EXERCISE AIM:
What follows is a block of records; restate each one word for word.

INPUT RECORDS:
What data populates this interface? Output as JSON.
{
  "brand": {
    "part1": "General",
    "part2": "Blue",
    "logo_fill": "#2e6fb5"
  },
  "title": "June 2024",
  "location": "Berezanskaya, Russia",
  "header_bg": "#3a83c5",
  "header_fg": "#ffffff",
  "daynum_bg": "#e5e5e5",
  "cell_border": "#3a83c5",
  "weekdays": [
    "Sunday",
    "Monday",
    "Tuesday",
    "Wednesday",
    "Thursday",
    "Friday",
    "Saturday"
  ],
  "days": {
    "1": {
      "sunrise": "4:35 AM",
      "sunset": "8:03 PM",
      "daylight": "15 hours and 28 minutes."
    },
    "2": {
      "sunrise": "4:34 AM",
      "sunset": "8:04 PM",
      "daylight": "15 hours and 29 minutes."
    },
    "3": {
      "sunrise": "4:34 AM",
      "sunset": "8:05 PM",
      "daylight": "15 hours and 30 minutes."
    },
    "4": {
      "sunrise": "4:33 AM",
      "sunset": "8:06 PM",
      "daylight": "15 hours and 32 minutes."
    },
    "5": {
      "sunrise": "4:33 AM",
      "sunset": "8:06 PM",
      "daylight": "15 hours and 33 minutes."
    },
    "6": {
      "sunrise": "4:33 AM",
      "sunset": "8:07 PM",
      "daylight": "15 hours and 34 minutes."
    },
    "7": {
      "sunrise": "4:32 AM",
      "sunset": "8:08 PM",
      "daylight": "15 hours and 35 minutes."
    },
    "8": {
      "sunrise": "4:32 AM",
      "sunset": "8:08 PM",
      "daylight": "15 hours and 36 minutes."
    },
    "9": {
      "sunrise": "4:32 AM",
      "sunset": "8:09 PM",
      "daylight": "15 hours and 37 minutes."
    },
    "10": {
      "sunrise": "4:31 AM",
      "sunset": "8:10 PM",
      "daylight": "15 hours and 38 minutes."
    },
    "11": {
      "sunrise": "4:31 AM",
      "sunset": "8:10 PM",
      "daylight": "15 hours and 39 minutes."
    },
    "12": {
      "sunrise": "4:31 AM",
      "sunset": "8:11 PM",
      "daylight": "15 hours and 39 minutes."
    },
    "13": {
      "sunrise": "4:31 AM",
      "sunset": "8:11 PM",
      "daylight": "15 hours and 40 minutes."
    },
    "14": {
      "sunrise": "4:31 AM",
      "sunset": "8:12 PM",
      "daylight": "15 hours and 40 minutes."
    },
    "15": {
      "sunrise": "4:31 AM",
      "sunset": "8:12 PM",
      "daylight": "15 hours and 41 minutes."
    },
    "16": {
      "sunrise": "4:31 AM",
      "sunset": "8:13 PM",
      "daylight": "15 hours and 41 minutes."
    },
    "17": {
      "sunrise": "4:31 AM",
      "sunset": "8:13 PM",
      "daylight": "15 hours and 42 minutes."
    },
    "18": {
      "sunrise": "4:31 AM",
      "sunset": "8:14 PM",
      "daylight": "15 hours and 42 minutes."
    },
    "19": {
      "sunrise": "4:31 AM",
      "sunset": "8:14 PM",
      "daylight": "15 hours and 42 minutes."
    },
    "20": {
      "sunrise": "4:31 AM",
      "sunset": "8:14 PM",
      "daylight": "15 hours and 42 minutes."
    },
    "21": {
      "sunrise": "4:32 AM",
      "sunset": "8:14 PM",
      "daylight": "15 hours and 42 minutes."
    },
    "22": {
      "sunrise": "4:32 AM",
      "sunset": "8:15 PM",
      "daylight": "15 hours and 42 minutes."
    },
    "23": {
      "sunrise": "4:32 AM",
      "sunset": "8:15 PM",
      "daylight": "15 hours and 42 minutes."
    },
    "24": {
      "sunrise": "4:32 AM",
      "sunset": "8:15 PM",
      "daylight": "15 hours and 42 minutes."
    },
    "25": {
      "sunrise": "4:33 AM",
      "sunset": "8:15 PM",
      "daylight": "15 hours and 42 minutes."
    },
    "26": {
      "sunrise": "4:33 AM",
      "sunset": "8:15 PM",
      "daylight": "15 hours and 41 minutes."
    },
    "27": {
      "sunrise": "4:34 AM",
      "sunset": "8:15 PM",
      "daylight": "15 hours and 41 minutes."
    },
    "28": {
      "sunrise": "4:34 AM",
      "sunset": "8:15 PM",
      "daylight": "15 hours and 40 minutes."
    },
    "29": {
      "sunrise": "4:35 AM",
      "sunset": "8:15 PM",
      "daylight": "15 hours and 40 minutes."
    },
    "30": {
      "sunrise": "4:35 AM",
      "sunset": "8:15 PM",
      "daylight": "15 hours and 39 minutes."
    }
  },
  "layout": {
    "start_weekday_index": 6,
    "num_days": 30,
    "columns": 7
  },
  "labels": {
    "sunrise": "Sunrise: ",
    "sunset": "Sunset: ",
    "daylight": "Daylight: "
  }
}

WRITTEN RESPONSE:
What data populates this interface? Output as JSON.
{
  "brand": {
    "part1": "General",
    "part2": "Blue",
    "logo_fill": "#2e6fb5"
  },
  "title": "June 2024",
  "location": "Berezanskaya, Russia",
  "header_bg": "#3a83c5",
  "header_fg": "#ffffff",
  "daynum_bg": "#e5e5e5",
  "cell_border": "#3a83c5",
  "weekdays": [
    "Sunday",
    "Monday",
    "Tuesday",
    "Wednesday",
    "Thursday",
    "Friday",
    "Saturday"
  ],
  "days": {
    "1": {
      "sunrise": "4:35 AM",
      "sunset": "8:03 PM",
      "daylight": "15 hours and 28 minutes."
    },
    "2": {
      "sunrise": "4:34 AM",
      "sunset": "8:04 PM",
      "daylight": "15 hours and 29 minutes."
    },
    "3": {
      "sunrise": "4:34 AM",
      "sunset": "8:05 PM",
      "daylight": "15 hours and 30 minutes."
    },
    "4": {
      "sunrise": "4:33 AM",
      "sunset": "8:06 PM",
      "daylight": "15 hours and 32 minutes."
    },
    "5": {
      "sunrise": "4:33 AM",
      "sunset": "8:06 PM",
      "daylight": "15 hours and 33 minutes."
    },
    "6": {
      "sunrise": "4:33 AM",
      "sunset": "8:07 PM",
      "daylight": "15 hours and 34 minutes."
    },
    "7": {
      "sunrise": "4:32 AM",
      "sunset": "8:08 PM",
      "daylight": "15 hours and 35 minutes."
    },
    "8": {
      "sunrise": "4:32 AM",
      "sunset": "8:08 PM",
      "daylight": "15 hours and 36 minutes."
    },
    "9": {
      "sunrise": "4:32 AM",
      "sunset": "8:09 PM",
      "daylight": "15 hours and 37 minutes."
    },
    "10": {
      "sunrise": "4:31 AM",
      "sunset": "8:10 PM",
      "daylight": "15 hours and 38 minutes."
    },
    "11": {
      "sunrise": "4:31 AM",
      "sunset": "8:10 PM",
      "daylight": "15 hours and 39 minutes."
    },
    "12": {
      "sunrise": "4:31 AM",
      "sunset": "8:11 PM",
      "daylight": "15 hours and 39 minutes."
    },
    "13": {
      "sunrise": "4:31 AM",
      "sunset": "8:11 PM",
      "daylight": "15 hours and 40 minutes."
    },
    "14": {
      "sunrise": "4:31 AM",
      "sunset": "8:12 PM",
      "daylight": "15 hours and 40 minutes."
    },
    "15": {
      "sunrise": "4:31 AM",
      "sunset": "8:12 PM",
      "daylight": "15 hours and 41 minutes."
    },
    "16": {
      "sunrise": "4:31 AM",
      "sunset": "8:13 PM",
      "daylight": "15 hours and 41 minutes."
    },
    "17": {
      "sunrise": "4:31 AM",
      "sunset": "8:13 PM",
      "daylight": "15 hours and 42 minutes."
    },
    "18": {
      "sunrise": "4:31 AM",
      "sunset": "8:14 PM",
      "daylight": "15 hours and 42 minutes."
    },
    "19": {
      "sunrise": "4:31 AM",
      "sunset": "8:14 PM",
      "daylight": "15 hours and 42 minutes."
    },
    "20": {
      "sunrise": "4:31 AM",
      "sunset": "8:14 PM",
      "daylight": "15 hours and 42 minutes."
    },
    "21": {
      "sunrise": "4:32 AM",
      "sunset": "8:14 PM",
      "daylight": "15 hours and 42 minutes."
    },
    "22": {
      "sunrise": "4:32 AM",
      "sunset": "8:15 PM",
      "daylight": "15 hours and 42 minutes."
    },
    "23": {
      "sunrise": "4:32 AM",
      "sunset": "8:15 PM",
      "daylight": "15 hours and 42 minutes."
    },
    "24": {
      "sunrise": "4:32 AM",
      "sunset": "8:15 PM",
      "daylight": "15 hours and 42 minutes."
    },
    "25": {
      "sunrise": "4:33 AM",
      "sunset": "8:15 PM",
      "daylight": "15 hours and 42 minutes."
    },
    "26": {
      "sunrise": "4:33 AM",
      "sunset": "8:15 PM",
      "daylight": "15 hours and 41 minutes."
    },
    "27": {
      "sunrise": "4:34 AM",
      "sunset": "8:15 PM",
      "daylight": "15 hours and 41 minutes."
    },
    "28": {
      "sunrise": "4:34 AM",
      "sunset": "8:15 PM",
      "daylight": "15 hours and 40 minutes."
    },
    "29": {
      "sunrise": "4:35 AM",
      "sunset": "8:15 PM",
      "daylight": "15 hours and 40 minutes."
    },
    "30": {
      "sunrise": "4:35 AM",
      "sunset": "8:15 PM",
      "daylight": "15 hours and 39 minutes."
    }
  },
  "layout": {
    "start_weekday_index": 6,
    "num_days": 30,
    "columns": 7
  },
  "labels": {
    "sunrise": "Sunrise: ",
    "sunset": "Sunset: ",
    "daylight": "Daylight: "
  }
}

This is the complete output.